Task statement: Reproduce exactly the lines from the one containing "Read all visible content and emit it as JSON." through the last line of the records below, both included, and nothing else.

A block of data
[Begin]

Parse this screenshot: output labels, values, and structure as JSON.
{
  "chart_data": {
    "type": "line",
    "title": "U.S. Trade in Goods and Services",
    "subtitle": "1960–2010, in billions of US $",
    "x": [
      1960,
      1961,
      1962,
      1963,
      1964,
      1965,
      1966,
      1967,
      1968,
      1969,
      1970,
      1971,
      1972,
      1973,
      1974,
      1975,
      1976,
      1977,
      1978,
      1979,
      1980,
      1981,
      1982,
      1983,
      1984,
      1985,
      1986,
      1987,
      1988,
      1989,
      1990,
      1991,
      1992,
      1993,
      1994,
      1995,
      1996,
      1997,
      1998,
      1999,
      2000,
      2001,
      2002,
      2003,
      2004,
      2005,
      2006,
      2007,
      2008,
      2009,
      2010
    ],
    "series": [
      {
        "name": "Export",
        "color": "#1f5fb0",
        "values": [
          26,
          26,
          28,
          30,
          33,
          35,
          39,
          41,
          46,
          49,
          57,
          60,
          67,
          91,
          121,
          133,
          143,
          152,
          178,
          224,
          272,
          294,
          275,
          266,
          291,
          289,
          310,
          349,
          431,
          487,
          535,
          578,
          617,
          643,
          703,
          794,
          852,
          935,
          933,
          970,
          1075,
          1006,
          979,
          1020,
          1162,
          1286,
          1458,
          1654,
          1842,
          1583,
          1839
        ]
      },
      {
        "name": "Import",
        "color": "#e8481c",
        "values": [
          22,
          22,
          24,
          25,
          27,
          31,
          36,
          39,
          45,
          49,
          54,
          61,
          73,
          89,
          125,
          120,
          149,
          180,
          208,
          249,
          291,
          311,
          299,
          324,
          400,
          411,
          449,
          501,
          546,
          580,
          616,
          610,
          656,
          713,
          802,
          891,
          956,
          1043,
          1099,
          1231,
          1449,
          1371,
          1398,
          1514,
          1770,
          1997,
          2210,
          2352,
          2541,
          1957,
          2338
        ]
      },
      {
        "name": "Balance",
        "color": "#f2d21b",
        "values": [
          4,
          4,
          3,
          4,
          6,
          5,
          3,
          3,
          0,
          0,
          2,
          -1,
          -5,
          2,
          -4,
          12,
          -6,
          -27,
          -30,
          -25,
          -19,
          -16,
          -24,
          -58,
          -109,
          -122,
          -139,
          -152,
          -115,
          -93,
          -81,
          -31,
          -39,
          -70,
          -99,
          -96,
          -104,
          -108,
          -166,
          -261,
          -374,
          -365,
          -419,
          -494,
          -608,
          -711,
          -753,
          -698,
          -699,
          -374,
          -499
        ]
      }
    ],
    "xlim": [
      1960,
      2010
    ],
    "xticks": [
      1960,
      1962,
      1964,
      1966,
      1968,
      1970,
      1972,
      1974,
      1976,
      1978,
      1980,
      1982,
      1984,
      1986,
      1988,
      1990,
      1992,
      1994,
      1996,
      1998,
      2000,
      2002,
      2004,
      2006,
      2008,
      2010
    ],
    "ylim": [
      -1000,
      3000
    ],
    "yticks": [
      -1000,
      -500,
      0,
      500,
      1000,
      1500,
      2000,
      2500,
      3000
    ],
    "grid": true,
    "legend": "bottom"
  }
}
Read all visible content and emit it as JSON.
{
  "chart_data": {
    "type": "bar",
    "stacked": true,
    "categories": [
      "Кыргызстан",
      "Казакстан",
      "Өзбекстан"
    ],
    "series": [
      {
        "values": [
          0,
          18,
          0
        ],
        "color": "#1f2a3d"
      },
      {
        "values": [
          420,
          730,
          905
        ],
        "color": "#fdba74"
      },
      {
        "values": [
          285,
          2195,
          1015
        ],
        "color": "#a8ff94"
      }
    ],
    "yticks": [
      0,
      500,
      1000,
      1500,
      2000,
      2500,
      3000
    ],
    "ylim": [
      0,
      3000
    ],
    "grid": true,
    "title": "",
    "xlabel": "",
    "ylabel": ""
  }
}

[End]

Exercise output:
Read all visible content and emit it as JSON.
{
  "chart_data": {
    "type": "bar",
    "stacked": true,
    "categories": [
      "Кыргызстан",
      "Казакстан",
      "Өзбекстан"
    ],
    "series": [
      {
        "values": [
          0,
          18,
          0
        ],
        "color": "#1f2a3d"
      },
      {
        "values": [
          420,
          730,
          905
        ],
        "color": "#fdba74"
      },
      {
        "values": [
          285,
          2195,
          1015
        ],
        "color": "#a8ff94"
      }
    ],
    "yticks": [
      0,
      500,
      1000,
      1500,
      2000,
      2500,
      3000
    ],
    "ylim": [
      0,
      3000
    ],
    "grid": true,
    "title": "",
    "xlabel": "",
    "ylabel": ""
  }
}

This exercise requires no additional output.